--- start of Data shown ---
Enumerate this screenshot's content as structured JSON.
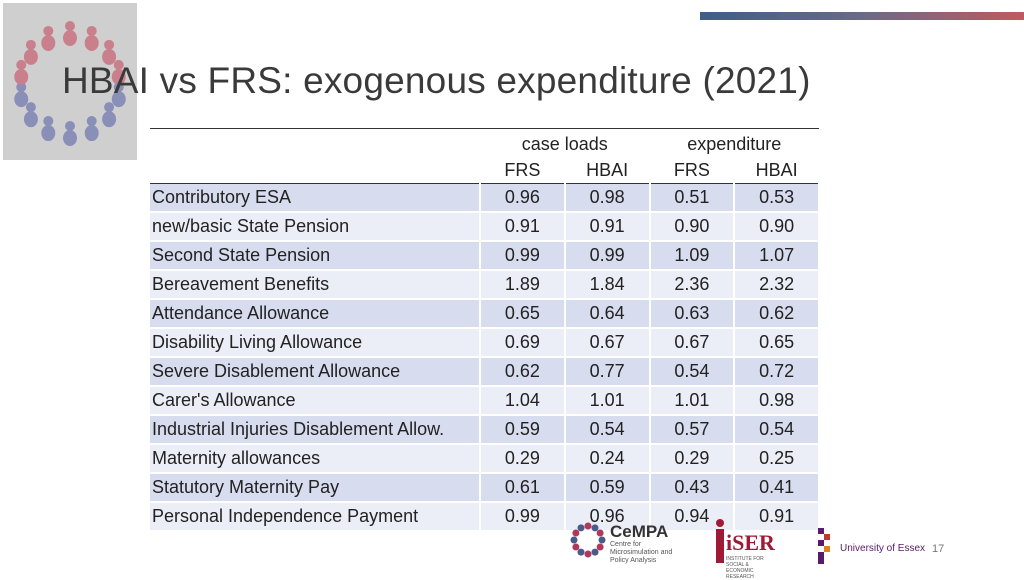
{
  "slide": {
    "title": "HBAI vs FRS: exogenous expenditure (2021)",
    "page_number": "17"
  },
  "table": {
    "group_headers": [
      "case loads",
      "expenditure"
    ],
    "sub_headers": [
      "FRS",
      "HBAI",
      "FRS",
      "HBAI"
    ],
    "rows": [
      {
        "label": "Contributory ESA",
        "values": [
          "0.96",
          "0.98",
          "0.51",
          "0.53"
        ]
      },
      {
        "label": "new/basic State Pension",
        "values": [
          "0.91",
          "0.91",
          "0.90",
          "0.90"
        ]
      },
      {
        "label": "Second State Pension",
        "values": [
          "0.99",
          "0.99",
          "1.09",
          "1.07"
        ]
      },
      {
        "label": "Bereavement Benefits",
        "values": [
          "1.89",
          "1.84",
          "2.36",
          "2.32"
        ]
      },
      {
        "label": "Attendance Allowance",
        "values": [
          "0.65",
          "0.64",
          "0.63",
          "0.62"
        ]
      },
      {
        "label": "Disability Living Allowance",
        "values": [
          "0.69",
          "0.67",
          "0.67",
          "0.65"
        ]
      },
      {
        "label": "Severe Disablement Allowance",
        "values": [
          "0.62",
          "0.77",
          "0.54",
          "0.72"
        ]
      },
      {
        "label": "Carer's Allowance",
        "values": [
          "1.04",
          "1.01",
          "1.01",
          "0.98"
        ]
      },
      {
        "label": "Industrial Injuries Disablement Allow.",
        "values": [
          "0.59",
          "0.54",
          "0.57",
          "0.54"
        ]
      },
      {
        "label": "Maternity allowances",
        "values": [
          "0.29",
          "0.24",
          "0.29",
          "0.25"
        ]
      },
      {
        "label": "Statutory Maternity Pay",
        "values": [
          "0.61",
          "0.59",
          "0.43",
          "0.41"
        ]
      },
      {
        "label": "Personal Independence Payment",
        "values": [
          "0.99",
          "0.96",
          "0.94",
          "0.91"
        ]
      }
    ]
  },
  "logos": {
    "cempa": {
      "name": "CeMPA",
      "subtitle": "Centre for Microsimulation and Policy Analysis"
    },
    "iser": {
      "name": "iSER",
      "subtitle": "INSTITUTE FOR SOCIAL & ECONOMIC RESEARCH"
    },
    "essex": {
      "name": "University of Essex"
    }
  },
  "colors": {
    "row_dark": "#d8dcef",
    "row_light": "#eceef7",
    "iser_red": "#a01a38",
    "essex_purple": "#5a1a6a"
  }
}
--- end of Data shown ---
--- start of Data shown ---
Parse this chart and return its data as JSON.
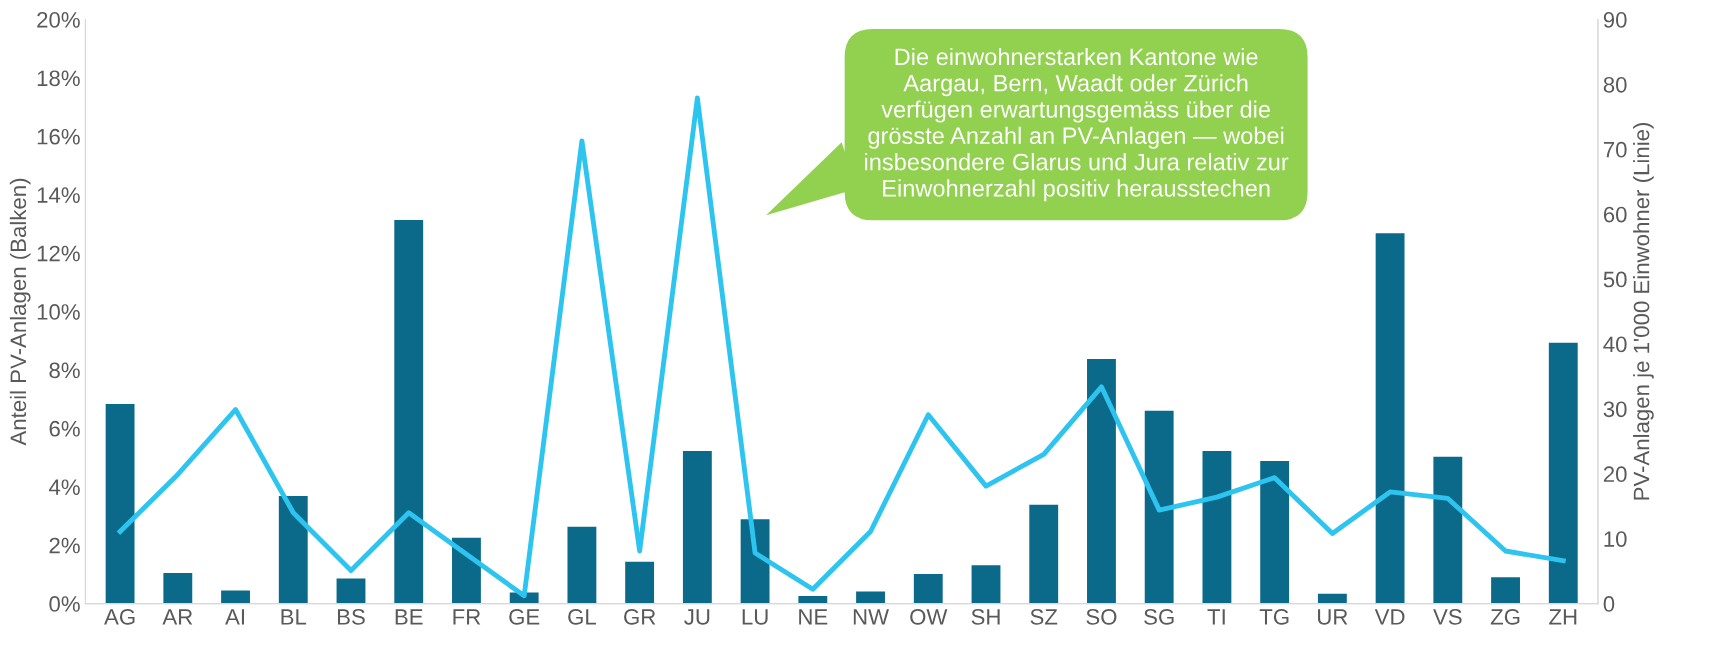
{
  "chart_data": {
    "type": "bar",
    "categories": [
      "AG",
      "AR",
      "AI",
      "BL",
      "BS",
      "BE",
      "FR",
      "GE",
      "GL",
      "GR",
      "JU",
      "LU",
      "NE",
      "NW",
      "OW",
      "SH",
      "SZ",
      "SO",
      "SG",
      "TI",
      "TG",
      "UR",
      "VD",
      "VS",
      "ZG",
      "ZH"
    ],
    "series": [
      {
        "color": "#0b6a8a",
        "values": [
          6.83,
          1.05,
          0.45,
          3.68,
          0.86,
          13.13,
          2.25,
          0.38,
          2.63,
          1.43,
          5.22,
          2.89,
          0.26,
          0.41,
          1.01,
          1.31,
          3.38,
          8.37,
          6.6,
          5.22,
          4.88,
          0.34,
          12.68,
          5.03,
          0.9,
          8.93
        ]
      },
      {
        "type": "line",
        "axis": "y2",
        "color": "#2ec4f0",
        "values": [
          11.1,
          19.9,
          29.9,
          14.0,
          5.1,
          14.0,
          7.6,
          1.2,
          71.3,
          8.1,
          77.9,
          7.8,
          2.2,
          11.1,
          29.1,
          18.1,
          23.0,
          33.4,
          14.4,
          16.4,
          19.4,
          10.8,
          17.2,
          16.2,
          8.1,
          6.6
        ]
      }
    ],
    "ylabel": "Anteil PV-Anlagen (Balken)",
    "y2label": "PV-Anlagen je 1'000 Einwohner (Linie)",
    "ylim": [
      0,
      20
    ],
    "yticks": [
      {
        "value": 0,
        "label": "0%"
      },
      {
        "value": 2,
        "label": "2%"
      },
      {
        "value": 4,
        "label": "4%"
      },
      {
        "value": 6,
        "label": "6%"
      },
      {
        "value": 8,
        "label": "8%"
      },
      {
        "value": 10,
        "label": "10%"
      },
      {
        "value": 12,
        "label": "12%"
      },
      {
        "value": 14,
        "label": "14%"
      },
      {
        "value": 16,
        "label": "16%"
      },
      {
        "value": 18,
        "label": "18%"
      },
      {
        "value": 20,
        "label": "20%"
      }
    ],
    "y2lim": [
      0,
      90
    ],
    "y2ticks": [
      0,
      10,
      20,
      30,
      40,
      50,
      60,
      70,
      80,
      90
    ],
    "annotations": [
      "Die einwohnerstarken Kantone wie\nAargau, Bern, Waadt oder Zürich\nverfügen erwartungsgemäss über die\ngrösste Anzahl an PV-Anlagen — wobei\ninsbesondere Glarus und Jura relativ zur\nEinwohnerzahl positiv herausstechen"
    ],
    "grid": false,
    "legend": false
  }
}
--- end of Data shown ---
* What is expected
Find each line that has the word "expenditure", then copy it out.

* Solution to this exercise
    "title": "HBAI vs FRS: exogenous expenditure (2021)",
      "expenditure"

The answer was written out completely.